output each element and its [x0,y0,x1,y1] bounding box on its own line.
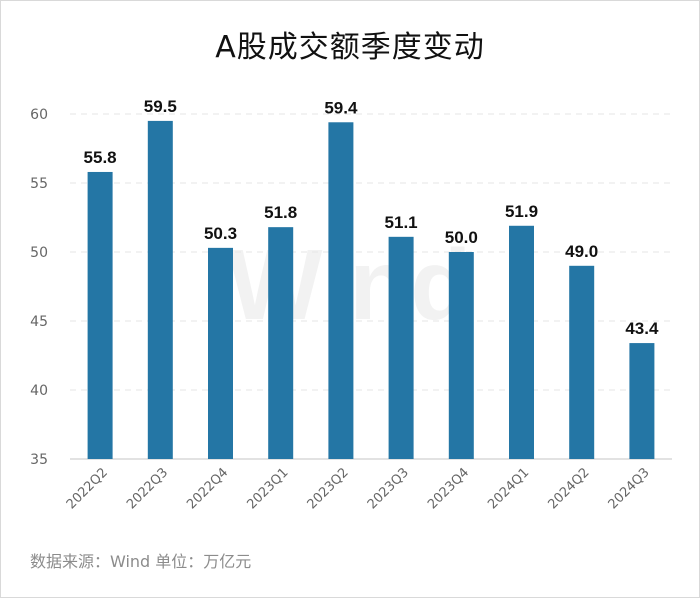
y-axis-ticks: 35 40 45 50 55 60 [30,107,48,468]
data-label-2022Q4: 50.3 [204,224,237,243]
data-label-2022Q3: 59.5 [144,97,177,116]
bar-2022Q3 [147,120,173,460]
x-tick-label: 2023Q2 [305,465,352,512]
data-label-2023Q1: 51.8 [264,203,297,222]
x-tick-label: 2022Q3 [124,465,171,512]
y-tick-label: 35 [30,452,48,468]
data-label-2023Q4: 50.0 [445,228,478,247]
bar-2022Q4 [208,247,233,459]
data-labels: 55.8 59.5 50.3 51.8 59.4 51.1 50.0 51.9 49.0 43.4 [84,97,659,338]
y-tick-label: 50 [30,245,48,261]
y-tick-label: 40 [30,383,48,399]
chart-title: A股成交额季度变动 [215,30,485,65]
x-tick-label: 2024Q1 [485,465,532,512]
x-tick-label: 2024Q3 [606,465,653,512]
y-tick-label: 55 [30,176,48,192]
bar-2023Q2 [328,122,354,459]
source-note: 数据来源：Wind 单位：万亿元 [30,552,252,571]
bar-2023Q3 [388,236,414,459]
data-label-2022Q2: 55.8 [84,148,117,167]
bar-2024Q2 [569,265,595,459]
data-label-2024Q3: 43.4 [625,319,659,338]
x-tick-label: 2022Q2 [64,465,111,512]
x-tick-label: 2023Q3 [365,465,412,512]
data-label-2023Q2: 59.4 [324,98,358,117]
bar-2024Q1 [509,225,534,459]
x-tick-label: 2022Q4 [184,465,231,512]
y-tick-label: 45 [30,314,48,330]
bar-2023Q1 [268,227,294,459]
bars [87,120,655,460]
x-axis-ticks: 2022Q2 2022Q3 2022Q4 2023Q1 2023Q2 2023Q3 2023… [64,465,653,512]
data-label-2024Q1: 51.9 [505,202,538,221]
bar-2024Q3 [629,343,655,459]
x-tick-label: 2024Q2 [545,465,592,512]
bar-2023Q4 [448,252,474,459]
x-tick-label: 2023Q1 [244,465,291,512]
data-label-2023Q3: 51.1 [385,213,418,232]
data-label-2024Q2: 49.0 [565,242,598,261]
y-tick-label: 60 [30,107,48,123]
bar-2022Q2 [87,171,113,459]
x-tick-label: 2023Q4 [425,465,472,512]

· · ·

(Consigne)
Recopiez tels quels tous les enregistrements ci-dessus, ligne par ligne, sans reproduire les images.

(Réponse attendue)
output each element and its [x0,y0,x1,y1] bounding box on its own line.
y-axis-ticks: 35 40 45 50 55 60 [30,107,48,468]
data-label-2022Q4: 50.3 [204,224,237,243]
data-label-2022Q3: 59.5 [144,97,177,116]
bar-2022Q3 [147,120,173,460]
x-tick-label: 2023Q2 [305,465,352,512]
data-label-2023Q1: 51.8 [264,203,297,222]
x-tick-label: 2022Q3 [124,465,171,512]
y-tick-label: 35 [30,452,48,468]
data-label-2023Q4: 50.0 [445,228,478,247]
bar-2022Q4 [208,247,233,459]
data-labels: 55.8 59.5 50.3 51.8 59.4 51.1 50.0 51.9 49.0 43.4 [84,97,659,338]
y-tick-label: 50 [30,245,48,261]
y-tick-label: 40 [30,383,48,399]
chart-title: A股成交额季度变动 [215,30,485,65]
x-tick-label: 2024Q1 [485,465,532,512]
x-tick-label: 2024Q3 [606,465,653,512]
y-tick-label: 55 [30,176,48,192]
bar-2023Q2 [328,122,354,459]
source-note: 数据来源：Wind 单位：万亿元 [30,552,252,571]
bar-2023Q3 [388,236,414,459]
data-label-2022Q2: 55.8 [84,148,117,167]
bar-2024Q2 [569,265,595,459]
data-label-2024Q3: 43.4 [625,319,659,338]
x-tick-label: 2022Q2 [64,465,111,512]
x-tick-label: 2023Q3 [365,465,412,512]
data-label-2023Q2: 59.4 [324,98,358,117]
bar-2024Q1 [509,225,534,459]
x-tick-label: 2022Q4 [184,465,231,512]
y-tick-label: 45 [30,314,48,330]
bar-2023Q1 [268,227,294,459]
bars [87,120,655,460]
x-axis-ticks: 2022Q2 2022Q3 2022Q4 2023Q1 2023Q2 2023Q3 2023… [64,465,653,512]
data-label-2024Q1: 51.9 [505,202,538,221]
bar-2024Q3 [629,343,655,459]
x-tick-label: 2024Q2 [545,465,592,512]
bar-2023Q4 [448,252,474,459]
x-tick-label: 2023Q1 [244,465,291,512]
data-label-2023Q3: 51.1 [385,213,418,232]
data-label-2024Q2: 49.0 [565,242,598,261]
y-tick-label: 60 [30,107,48,123]
bar-2022Q2 [87,171,113,459]
x-tick-label: 2023Q4 [425,465,472,512]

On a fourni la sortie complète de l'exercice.